* _Source records_
** Start **

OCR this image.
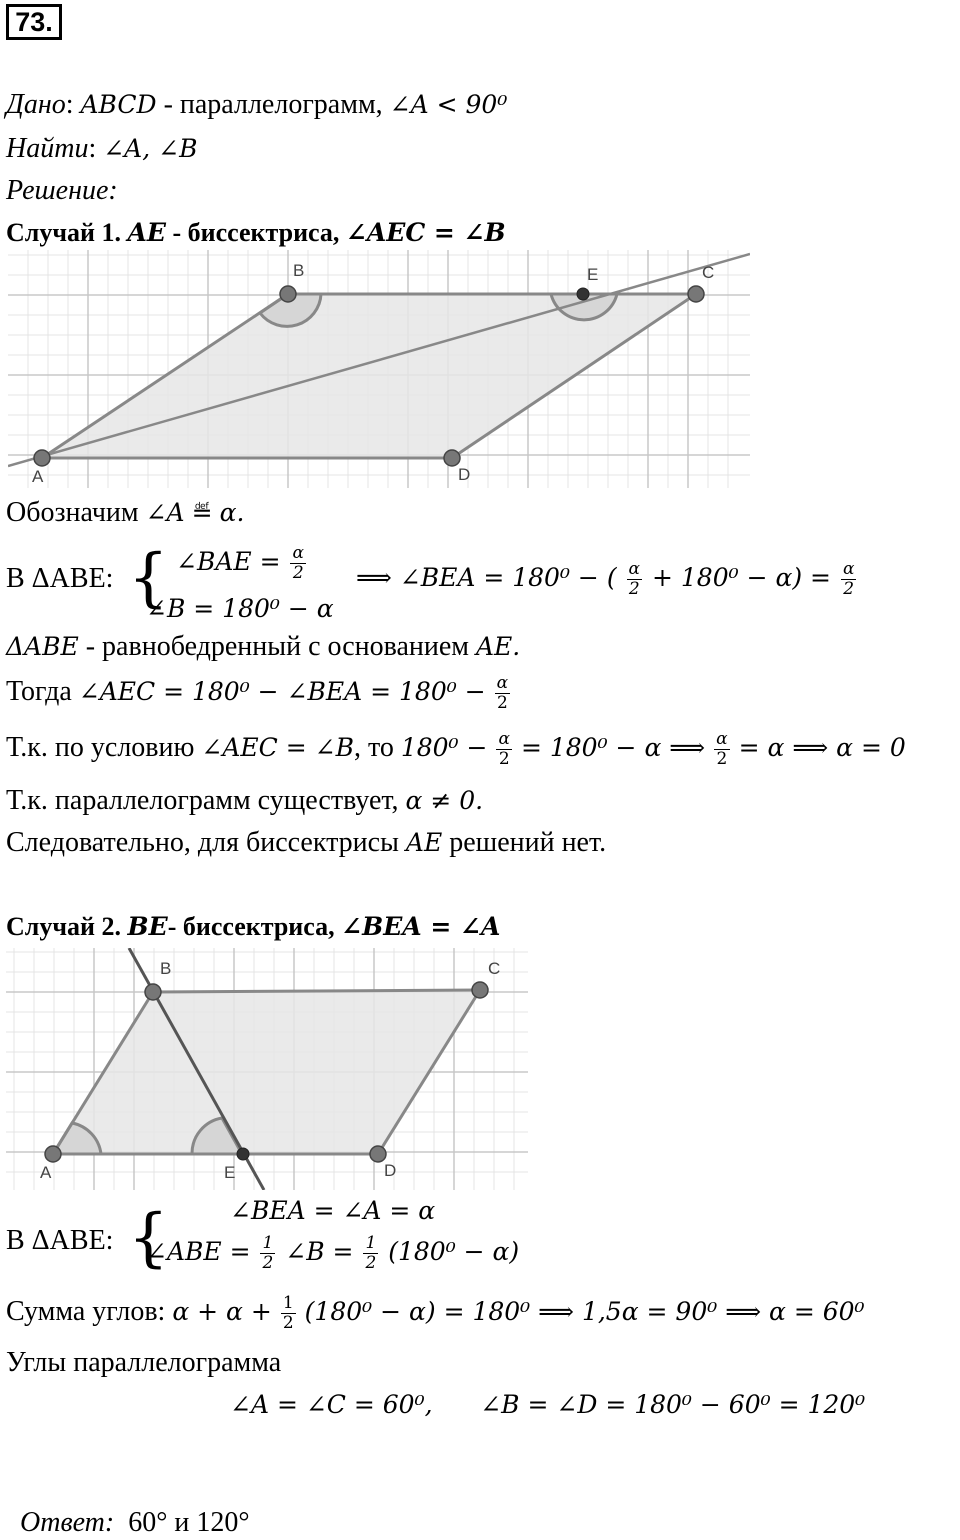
73.
Дано: ABCD - параллелограмм, ∠A < 90⁰
Найти: ∠A, ∠B
Решение:
Случай 1. AE - биссектриса, ∠AEC = ∠B
A
B	C
D
E
Обозначим ∠A ≝ α.
В ΔABE: { ∠BAE = $\frac{\alpha}{2}$
∠B = 180⁰ − α
⟹ ∠BEA = 180⁰ − ( $\frac{\alpha}{2} + 180^0 - \alpha) = \frac{\alpha}{2}$
ΔABE - равнобедренный с основанием AE.
Тогда ∠AEC = 180⁰ − ∠BEA = $180^0 - \frac{\alpha}{2}$
Т.к. по условию ∠AEC = ∠B, то $180^0 - \frac{\alpha}{2} = 180^0 - \alpha$ ⟹ $\frac{\alpha}{2} = \alpha$ ⟹ α = 0
Т.к. параллелограмм существует, α ≠ 0.
Следовательно, для биссектрисы AE решений нет.
Случай 2. BE- биссектриса, ∠BEA = ∠A
A
B	C
D
E
В ΔABE: { ∠BEA = ∠A = α
∠ABE = $\frac{1}{2}$ ∠B = $\frac{1}{2} (180^0 - \alpha)$
Сумма углов: $\alpha + \alpha + \frac{1}{2} (180^0 - \alpha) = 180^0$ ⟹ 1,5α = 90⁰ ⟹ α = 60⁰
Углы параллелограмма
∠A = ∠C = 60⁰,      ∠B = ∠D = 180⁰ − 60⁰ = 120⁰

Ответ:  60° и 120°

** End **

Every record must be copied exactly, with images dropped from the result.

OCR this image.
73.
Дано: ABCD - параллелограмм, ∠A < 90⁰
Найти: ∠A, ∠B
Решение:
Случай 1. AE - биссектриса, ∠AEC = ∠B
A
B	C
D
E
Обозначим ∠A ≝ α.
В ΔABE: { ∠BAE = $\frac{\alpha}{2}$
∠B = 180⁰ − α
⟹ ∠BEA = 180⁰ − ( $\frac{\alpha}{2} + 180^0 - \alpha) = \frac{\alpha}{2}$
ΔABE - равнобедренный с основанием AE.
Тогда ∠AEC = 180⁰ − ∠BEA = $180^0 - \frac{\alpha}{2}$
Т.к. по условию ∠AEC = ∠B, то $180^0 - \frac{\alpha}{2} = 180^0 - \alpha$ ⟹ $\frac{\alpha}{2} = \alpha$ ⟹ α = 0
Т.к. параллелограмм существует, α ≠ 0.
Следовательно, для биссектрисы AE решений нет.
Случай 2. BE- биссектриса, ∠BEA = ∠A
A
B	C
D
E
В ΔABE: { ∠BEA = ∠A = α
∠ABE = $\frac{1}{2}$ ∠B = $\frac{1}{2} (180^0 - \alpha)$
Сумма углов: $\alpha + \alpha + \frac{1}{2} (180^0 - \alpha) = 180^0$ ⟹ 1,5α = 90⁰ ⟹ α = 60⁰
Углы параллелограмма
∠A = ∠C = 60⁰,      ∠B = ∠D = 180⁰ − 60⁰ = 120⁰

Ответ:  60° и 120°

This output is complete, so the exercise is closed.